[Supplied records]:

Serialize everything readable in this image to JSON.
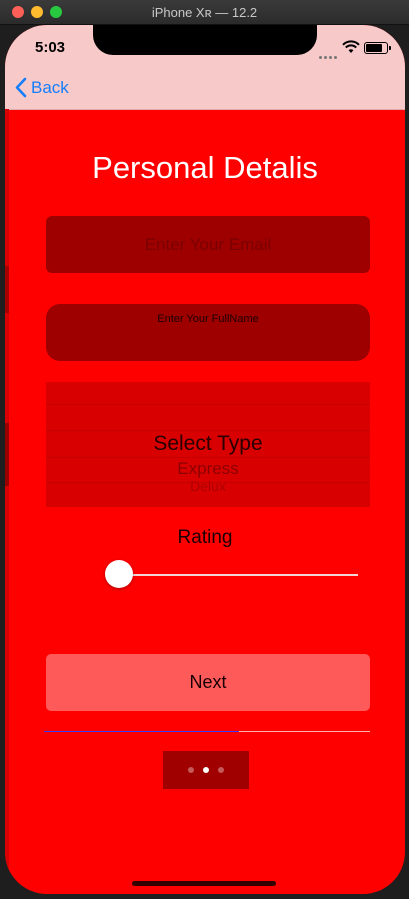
{
  "window": {
    "title": "iPhone Xʀ — 12.2"
  },
  "status_bar": {
    "time": "5:03"
  },
  "nav": {
    "back_label": "Back"
  },
  "form": {
    "title": "Personal Detalis",
    "email_placeholder": "Enter Your Email",
    "fullname_placeholder": "Enter Your FullName",
    "picker": {
      "selected": "Select Type",
      "options": [
        "Express",
        "Delux"
      ]
    },
    "rating_label": "Rating",
    "rating_value": 0,
    "next_label": "Next"
  },
  "page_control": {
    "count": 3,
    "current_index": 1
  },
  "colors": {
    "background": "#ff0000",
    "field": "#9e0000",
    "nav_bar": "#f8c9c9",
    "link": "#147efb",
    "next_button": "#ff5a5a"
  }
}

[What you should do]:
Quote every line of the records above exactly; no picture is to be copied.

[Exercise solution]:
Serialize everything readable in this image to JSON.
{
  "window": {
    "title": "iPhone Xʀ — 12.2"
  },
  "status_bar": {
    "time": "5:03"
  },
  "nav": {
    "back_label": "Back"
  },
  "form": {
    "title": "Personal Detalis",
    "email_placeholder": "Enter Your Email",
    "fullname_placeholder": "Enter Your FullName",
    "picker": {
      "selected": "Select Type",
      "options": [
        "Express",
        "Delux"
      ]
    },
    "rating_label": "Rating",
    "rating_value": 0,
    "next_label": "Next"
  },
  "page_control": {
    "count": 3,
    "current_index": 1
  },
  "colors": {
    "background": "#ff0000",
    "field": "#9e0000",
    "nav_bar": "#f8c9c9",
    "link": "#147efb",
    "next_button": "#ff5a5a"
  }
}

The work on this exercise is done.